Your instructions.
Reproduce the items from the start of the records through the line containing "bar-kbytes-day-18 [282, 318, 293, 376]", inclusive, changing every "category-label" to "category-name" and leaving everything else the same.

Exercise material.
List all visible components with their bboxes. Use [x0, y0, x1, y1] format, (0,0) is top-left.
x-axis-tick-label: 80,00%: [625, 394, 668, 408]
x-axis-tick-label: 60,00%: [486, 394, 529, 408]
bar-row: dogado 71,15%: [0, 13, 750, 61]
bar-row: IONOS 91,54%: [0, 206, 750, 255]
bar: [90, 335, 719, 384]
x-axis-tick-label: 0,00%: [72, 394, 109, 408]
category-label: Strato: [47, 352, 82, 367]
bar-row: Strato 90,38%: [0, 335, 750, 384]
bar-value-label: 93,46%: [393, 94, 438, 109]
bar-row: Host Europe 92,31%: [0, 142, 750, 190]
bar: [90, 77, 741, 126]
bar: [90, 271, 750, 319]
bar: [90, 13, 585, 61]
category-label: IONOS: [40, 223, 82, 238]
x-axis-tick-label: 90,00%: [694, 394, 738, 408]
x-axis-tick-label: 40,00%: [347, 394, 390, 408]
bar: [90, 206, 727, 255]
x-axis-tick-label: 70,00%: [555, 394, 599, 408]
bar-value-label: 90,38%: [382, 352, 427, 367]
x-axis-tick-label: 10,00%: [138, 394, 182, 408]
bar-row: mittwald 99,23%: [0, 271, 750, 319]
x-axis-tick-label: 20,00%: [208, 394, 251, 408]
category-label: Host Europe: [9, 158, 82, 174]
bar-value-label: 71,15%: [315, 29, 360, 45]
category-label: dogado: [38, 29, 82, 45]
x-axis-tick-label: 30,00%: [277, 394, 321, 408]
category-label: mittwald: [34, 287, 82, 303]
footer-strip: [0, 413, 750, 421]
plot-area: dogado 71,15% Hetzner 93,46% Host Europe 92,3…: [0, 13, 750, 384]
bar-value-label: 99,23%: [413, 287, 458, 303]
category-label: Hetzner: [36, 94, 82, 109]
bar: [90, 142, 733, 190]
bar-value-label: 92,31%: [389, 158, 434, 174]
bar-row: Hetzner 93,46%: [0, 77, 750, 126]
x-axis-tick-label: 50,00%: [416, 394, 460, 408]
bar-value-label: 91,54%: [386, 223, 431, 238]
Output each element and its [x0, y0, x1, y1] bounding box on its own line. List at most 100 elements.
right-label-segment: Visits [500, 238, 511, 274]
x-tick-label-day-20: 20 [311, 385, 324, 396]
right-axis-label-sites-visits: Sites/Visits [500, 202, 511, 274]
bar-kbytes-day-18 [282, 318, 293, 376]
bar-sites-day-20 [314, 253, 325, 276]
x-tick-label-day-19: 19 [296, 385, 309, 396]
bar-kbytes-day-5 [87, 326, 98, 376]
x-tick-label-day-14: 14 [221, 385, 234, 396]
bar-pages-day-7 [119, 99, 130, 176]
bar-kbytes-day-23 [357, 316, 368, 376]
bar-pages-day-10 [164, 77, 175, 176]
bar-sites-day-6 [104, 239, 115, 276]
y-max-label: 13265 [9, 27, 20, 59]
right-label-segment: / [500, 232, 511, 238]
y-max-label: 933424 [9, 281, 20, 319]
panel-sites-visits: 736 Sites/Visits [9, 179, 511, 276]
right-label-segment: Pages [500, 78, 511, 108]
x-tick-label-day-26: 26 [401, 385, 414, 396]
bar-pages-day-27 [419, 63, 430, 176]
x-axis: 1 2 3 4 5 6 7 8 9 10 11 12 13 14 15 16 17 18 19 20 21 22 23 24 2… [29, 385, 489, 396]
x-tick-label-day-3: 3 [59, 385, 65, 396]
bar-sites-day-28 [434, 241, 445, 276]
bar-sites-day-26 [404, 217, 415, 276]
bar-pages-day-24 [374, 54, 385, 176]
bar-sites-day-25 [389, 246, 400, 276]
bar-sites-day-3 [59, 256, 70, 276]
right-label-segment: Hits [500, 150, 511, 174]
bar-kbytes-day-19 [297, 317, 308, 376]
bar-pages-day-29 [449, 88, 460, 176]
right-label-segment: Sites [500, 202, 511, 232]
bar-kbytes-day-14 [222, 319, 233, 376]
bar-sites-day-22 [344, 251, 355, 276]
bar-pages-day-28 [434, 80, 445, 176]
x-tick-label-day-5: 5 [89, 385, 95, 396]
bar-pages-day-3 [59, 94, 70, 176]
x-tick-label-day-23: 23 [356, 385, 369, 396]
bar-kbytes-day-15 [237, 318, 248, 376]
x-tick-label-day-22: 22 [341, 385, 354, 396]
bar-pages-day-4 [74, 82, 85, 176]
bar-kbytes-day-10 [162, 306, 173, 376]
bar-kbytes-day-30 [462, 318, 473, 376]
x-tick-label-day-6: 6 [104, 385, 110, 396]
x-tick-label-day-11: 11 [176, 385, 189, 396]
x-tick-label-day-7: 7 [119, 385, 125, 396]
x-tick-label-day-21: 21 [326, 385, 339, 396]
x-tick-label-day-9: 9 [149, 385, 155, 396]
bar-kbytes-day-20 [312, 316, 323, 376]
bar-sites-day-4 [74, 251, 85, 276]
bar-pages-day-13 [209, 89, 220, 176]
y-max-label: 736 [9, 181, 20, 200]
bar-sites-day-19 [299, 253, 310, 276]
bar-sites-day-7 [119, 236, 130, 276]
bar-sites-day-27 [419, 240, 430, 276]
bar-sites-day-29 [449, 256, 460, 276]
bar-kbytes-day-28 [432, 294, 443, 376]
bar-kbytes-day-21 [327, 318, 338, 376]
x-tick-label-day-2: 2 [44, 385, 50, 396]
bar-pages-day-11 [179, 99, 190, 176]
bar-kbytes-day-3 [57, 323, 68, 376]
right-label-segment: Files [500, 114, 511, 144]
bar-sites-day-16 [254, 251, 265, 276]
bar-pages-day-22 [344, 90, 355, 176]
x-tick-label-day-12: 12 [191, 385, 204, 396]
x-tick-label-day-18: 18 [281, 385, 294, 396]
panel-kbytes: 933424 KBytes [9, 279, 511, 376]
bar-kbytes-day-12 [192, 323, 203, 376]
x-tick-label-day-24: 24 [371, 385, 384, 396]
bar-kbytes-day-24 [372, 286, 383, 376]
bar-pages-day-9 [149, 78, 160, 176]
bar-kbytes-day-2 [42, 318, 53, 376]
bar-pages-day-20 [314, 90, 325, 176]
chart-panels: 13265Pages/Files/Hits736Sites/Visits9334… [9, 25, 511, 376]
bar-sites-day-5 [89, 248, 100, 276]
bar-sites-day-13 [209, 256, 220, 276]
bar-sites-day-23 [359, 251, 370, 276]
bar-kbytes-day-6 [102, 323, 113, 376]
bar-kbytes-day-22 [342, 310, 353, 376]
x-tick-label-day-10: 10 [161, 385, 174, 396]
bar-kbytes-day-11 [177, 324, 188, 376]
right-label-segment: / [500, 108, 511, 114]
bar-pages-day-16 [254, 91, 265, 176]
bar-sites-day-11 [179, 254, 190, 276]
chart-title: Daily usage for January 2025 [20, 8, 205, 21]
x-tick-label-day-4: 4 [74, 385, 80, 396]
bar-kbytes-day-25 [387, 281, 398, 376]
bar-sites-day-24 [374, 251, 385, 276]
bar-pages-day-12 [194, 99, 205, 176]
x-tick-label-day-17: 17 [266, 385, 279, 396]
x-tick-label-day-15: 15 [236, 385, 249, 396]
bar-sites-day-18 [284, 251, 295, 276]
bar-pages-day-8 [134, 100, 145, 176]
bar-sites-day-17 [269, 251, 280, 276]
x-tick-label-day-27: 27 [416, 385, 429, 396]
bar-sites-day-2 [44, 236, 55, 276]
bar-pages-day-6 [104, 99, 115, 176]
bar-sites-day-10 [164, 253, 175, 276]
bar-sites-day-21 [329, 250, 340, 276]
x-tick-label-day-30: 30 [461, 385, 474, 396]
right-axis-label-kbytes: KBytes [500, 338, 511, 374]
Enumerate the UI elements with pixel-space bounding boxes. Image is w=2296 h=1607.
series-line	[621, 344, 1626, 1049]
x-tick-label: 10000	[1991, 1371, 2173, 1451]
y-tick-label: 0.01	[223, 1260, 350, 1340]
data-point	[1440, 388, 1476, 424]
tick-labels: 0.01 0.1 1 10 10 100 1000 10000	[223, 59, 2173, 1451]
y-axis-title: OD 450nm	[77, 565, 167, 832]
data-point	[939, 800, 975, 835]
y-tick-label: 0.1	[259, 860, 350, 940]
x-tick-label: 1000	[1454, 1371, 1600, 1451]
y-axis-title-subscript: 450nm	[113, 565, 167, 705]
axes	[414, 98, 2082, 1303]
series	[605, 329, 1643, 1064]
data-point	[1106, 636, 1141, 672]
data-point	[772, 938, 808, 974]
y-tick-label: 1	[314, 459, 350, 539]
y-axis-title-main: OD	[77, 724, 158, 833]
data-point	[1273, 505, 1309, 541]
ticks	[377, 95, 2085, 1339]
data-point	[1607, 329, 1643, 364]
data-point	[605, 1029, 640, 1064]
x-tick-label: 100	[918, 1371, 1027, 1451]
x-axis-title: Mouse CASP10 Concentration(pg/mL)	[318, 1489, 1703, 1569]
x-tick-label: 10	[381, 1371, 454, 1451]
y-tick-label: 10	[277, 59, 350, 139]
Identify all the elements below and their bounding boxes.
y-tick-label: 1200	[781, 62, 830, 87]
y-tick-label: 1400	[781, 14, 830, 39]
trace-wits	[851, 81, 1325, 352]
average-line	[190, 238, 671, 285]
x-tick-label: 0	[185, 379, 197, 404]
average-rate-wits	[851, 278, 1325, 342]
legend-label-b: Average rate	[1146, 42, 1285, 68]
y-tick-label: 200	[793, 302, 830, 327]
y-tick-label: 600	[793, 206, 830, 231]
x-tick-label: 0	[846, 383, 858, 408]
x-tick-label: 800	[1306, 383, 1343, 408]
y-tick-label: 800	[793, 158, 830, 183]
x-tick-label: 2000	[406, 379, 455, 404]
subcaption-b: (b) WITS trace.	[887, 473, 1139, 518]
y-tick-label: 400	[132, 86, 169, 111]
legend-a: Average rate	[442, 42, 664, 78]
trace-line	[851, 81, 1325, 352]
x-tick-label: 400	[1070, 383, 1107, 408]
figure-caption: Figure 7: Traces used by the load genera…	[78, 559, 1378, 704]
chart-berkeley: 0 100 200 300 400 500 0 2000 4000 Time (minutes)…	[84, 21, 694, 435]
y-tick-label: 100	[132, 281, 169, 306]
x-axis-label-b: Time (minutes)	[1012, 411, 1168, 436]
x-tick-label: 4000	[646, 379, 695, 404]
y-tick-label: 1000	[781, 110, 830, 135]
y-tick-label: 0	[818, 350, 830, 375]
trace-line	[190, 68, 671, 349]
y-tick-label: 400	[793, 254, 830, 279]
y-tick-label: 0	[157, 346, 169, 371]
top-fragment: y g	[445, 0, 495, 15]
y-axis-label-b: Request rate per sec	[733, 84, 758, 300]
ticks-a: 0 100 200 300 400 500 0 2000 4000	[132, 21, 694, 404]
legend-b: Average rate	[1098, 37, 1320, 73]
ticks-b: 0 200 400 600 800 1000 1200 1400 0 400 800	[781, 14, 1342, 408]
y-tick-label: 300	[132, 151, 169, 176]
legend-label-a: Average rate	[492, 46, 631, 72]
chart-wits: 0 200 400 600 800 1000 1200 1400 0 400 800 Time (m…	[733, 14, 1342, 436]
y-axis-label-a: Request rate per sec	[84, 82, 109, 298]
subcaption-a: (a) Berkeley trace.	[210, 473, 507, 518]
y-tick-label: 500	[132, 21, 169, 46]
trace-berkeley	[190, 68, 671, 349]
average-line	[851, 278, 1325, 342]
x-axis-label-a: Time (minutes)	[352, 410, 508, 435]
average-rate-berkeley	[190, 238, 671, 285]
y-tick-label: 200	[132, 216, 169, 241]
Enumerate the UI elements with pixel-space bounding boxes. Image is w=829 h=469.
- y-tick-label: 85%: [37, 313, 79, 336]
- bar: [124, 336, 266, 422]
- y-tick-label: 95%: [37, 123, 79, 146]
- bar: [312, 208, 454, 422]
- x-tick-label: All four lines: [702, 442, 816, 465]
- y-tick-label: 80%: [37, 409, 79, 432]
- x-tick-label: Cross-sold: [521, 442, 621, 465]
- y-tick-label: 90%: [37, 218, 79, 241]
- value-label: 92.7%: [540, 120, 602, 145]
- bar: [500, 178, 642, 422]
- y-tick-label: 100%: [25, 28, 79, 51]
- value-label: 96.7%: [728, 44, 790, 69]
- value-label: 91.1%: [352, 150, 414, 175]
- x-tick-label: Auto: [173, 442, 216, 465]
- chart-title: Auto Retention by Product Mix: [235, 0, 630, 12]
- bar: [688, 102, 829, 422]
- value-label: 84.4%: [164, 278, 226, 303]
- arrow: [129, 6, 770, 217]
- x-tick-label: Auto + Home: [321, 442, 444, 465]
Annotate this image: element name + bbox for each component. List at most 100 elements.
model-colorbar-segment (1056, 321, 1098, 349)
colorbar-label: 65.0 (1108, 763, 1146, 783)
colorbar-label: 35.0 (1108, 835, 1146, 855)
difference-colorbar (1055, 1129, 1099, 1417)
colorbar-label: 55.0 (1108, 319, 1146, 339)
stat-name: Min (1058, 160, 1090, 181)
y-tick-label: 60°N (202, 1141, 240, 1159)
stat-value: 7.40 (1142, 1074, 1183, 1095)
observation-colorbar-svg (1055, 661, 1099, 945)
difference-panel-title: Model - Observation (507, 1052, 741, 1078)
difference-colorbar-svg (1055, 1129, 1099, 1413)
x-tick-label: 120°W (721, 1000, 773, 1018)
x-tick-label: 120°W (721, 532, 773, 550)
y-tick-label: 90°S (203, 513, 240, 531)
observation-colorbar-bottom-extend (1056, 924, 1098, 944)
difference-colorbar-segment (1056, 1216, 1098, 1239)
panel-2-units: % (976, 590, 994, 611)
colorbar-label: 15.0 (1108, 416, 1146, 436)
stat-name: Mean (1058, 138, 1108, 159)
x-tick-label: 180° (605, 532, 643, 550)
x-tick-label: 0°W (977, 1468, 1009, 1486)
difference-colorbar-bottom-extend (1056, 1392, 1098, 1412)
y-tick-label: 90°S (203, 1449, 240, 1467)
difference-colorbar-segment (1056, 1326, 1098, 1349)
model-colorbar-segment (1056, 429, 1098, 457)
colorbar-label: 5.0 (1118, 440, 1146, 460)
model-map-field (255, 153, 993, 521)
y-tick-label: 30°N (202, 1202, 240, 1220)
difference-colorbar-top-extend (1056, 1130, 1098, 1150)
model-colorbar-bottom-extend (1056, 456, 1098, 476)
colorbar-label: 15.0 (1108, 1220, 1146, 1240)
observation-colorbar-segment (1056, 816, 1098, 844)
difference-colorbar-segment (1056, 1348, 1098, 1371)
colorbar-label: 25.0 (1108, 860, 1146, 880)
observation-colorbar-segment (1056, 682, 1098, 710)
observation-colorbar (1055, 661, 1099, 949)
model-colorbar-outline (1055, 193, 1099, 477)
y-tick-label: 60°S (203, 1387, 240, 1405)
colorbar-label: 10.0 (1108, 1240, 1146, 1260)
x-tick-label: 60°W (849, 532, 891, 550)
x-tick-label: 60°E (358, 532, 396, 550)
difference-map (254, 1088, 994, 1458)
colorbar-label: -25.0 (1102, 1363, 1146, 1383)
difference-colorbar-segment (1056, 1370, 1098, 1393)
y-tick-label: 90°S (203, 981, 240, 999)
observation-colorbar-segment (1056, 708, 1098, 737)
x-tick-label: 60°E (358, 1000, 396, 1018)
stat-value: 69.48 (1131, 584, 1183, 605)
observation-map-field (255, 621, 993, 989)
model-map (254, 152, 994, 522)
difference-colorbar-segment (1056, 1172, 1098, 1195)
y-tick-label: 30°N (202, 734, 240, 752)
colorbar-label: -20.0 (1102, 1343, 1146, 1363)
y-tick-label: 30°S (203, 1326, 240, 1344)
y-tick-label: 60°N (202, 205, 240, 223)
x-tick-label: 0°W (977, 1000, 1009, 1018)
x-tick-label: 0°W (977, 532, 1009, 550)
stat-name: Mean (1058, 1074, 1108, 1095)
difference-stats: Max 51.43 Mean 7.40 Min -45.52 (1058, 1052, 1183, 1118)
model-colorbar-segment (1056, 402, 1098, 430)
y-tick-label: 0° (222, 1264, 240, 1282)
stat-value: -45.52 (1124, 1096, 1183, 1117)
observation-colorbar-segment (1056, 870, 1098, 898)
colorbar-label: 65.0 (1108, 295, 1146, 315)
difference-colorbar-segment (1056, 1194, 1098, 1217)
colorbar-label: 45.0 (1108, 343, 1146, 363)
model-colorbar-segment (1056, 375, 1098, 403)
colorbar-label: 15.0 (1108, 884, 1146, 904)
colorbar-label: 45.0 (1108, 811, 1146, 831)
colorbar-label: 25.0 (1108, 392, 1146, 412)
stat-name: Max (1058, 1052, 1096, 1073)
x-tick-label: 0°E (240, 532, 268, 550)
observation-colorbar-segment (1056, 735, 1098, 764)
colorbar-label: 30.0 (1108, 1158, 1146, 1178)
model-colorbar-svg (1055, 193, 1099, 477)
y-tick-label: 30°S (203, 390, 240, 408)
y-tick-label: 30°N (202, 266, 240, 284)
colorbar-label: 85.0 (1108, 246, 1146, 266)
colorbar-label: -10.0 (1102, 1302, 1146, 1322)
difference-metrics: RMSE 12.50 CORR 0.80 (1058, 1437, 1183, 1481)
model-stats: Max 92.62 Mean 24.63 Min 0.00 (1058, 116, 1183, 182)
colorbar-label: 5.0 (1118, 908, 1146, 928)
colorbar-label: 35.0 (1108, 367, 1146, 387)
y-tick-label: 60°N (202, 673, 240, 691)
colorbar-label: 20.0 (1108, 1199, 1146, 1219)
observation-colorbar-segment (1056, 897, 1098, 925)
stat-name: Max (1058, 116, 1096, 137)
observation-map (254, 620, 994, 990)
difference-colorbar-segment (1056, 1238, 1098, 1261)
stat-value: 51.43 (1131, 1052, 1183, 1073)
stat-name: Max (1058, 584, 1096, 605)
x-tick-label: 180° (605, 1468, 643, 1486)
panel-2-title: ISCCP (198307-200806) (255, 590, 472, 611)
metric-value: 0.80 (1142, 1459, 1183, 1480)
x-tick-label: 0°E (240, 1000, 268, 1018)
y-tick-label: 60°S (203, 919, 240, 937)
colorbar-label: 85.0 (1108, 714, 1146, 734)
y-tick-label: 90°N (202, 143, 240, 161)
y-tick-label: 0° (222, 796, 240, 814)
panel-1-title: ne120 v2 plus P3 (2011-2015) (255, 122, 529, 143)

The result.
List all visible components with their bboxes. Use [x0, y0, x1, y1] format, (0,0) is top-left.
x-axis-tick-label: 80,00%: [625, 394, 668, 408]
x-axis-tick-label: 60,00%: [486, 394, 529, 408]
bar-row: dogado 71,15%: [0, 13, 750, 61]
bar-row: IONOS 91,54%: [0, 206, 750, 255]
bar: [90, 335, 719, 384]
x-axis-tick-label: 0,00%: [72, 394, 109, 408]
category-name: Strato: [47, 352, 82, 367]
bar-row: Strato 90,38%: [0, 335, 750, 384]
bar-value-label: 93,46%: [393, 94, 438, 109]
bar-row: Host Europe 92,31%: [0, 142, 750, 190]
bar: [90, 77, 741, 126]
bar: [90, 271, 750, 319]
bar: [90, 13, 585, 61]
category-name: IONOS: [40, 223, 82, 238]
x-axis-tick-label: 90,00%: [694, 394, 738, 408]
x-axis-tick-label: 40,00%: [347, 394, 390, 408]
bar: [90, 206, 727, 255]
x-axis-tick-label: 70,00%: [555, 394, 599, 408]
bar-value-label: 90,38%: [382, 352, 427, 367]
x-axis-tick-label: 10,00%: [138, 394, 182, 408]
bar-row: mittwald 99,23%: [0, 271, 750, 319]
x-axis-tick-label: 20,00%: [208, 394, 251, 408]
category-name: Host Europe: [9, 158, 82, 174]
bar-value-label: 71,15%: [315, 29, 360, 45]
category-name: dogado: [38, 29, 82, 45]
x-axis-tick-label: 30,00%: [277, 394, 321, 408]
category-name: mittwald: [34, 287, 82, 303]
footer-strip: [0, 413, 750, 421]
plot-area: dogado 71,15% Hetzner 93,46% Host Europe 92,3…: [0, 13, 750, 384]
bar-value-label: 99,23%: [413, 287, 458, 303]
category-name: Hetzner: [36, 94, 82, 109]
bar: [90, 142, 733, 190]
bar-value-label: 92,31%: [389, 158, 434, 174]
bar-row: Hetzner 93,46%: [0, 77, 750, 126]
x-axis-tick-label: 50,00%: [416, 394, 460, 408]
bar-value-label: 91,54%: [386, 223, 431, 238]
Output each element and its [x0, y0, x1, y1] bounding box on its own line. List at most 100 elements.
right-label-segment: Visits [500, 238, 511, 274]
x-tick-label-day-20: 20 [311, 385, 324, 396]
right-axis-label-sites-visits: Sites/Visits [500, 202, 511, 274]
bar-kbytes-day-18 [282, 318, 293, 376]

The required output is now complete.